▶ Required work:
In the listing below, find every line with the string "Sakti" and pull it out.

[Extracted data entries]
■ ■ ■ ■ ■ ■ ■

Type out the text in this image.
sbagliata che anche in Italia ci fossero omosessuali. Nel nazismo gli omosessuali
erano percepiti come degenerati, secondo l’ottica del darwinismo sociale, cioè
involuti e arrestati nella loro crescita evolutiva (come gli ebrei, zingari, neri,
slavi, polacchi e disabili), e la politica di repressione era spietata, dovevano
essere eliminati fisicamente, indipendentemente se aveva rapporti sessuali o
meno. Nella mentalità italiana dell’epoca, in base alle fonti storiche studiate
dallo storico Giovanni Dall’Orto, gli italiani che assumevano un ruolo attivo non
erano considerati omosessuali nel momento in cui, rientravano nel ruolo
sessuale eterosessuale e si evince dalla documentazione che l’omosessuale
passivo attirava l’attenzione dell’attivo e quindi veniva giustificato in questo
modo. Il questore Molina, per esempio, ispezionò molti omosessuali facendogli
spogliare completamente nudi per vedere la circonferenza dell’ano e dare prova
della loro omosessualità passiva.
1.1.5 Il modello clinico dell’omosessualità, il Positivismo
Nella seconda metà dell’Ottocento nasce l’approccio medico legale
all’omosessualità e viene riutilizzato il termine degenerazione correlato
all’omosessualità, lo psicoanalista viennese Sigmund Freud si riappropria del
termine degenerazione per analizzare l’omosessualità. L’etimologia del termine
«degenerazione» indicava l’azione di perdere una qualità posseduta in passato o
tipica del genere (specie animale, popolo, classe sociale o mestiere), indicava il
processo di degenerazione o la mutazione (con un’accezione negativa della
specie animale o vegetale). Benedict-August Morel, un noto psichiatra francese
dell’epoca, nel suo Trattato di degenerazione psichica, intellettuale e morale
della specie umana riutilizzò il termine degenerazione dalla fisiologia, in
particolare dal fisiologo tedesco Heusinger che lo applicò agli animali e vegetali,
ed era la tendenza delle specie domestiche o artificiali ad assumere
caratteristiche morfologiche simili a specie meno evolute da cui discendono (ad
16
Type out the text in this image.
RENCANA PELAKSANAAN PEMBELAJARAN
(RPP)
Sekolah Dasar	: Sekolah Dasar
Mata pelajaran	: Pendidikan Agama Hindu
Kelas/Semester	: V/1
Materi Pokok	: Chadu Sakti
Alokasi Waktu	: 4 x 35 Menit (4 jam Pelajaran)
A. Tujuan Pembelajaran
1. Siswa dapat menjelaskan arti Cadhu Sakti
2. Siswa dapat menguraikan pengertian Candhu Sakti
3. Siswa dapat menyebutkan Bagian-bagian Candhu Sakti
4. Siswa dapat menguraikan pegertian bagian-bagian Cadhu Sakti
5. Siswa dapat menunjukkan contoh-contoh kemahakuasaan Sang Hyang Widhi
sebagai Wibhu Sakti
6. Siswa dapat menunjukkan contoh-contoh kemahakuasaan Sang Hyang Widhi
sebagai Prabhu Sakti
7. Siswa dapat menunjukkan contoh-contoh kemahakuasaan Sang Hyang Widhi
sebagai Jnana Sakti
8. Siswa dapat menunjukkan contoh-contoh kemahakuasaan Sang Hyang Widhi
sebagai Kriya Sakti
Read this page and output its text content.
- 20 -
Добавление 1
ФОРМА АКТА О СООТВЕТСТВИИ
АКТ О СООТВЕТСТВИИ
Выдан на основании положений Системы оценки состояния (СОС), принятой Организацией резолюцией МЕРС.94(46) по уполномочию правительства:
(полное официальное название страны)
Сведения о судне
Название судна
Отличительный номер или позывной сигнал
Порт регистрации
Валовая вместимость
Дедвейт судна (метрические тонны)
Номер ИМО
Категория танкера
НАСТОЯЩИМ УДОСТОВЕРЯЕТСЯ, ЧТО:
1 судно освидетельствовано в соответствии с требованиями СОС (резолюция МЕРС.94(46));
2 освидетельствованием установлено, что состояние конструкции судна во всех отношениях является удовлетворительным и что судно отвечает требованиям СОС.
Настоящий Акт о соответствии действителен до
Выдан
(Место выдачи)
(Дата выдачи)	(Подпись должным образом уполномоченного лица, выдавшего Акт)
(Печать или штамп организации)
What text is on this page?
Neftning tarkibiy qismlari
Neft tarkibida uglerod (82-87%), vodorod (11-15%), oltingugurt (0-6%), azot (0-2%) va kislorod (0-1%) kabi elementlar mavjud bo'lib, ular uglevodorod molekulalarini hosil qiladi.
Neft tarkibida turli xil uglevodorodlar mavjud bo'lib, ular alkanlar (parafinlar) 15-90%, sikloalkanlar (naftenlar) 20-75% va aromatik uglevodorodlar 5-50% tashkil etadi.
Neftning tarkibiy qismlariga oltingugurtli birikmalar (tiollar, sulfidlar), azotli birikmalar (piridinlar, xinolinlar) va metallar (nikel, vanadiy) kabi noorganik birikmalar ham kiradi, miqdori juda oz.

■ ■ ■ ■ ■ ■ ■

▶ Solved problem:
Materi Pokok	: Chadu Sakti
1. Siswa dapat menjelaskan arti Cadhu Sakti
2. Siswa dapat menguraikan pengertian Candhu Sakti
3. Siswa dapat menyebutkan Bagian-bagian Candhu Sakti
4. Siswa dapat menguraikan pegertian bagian-bagian Cadhu Sakti
sebagai Wibhu Sakti
sebagai Prabhu Sakti
sebagai Jnana Sakti
sebagai Kriya Sakti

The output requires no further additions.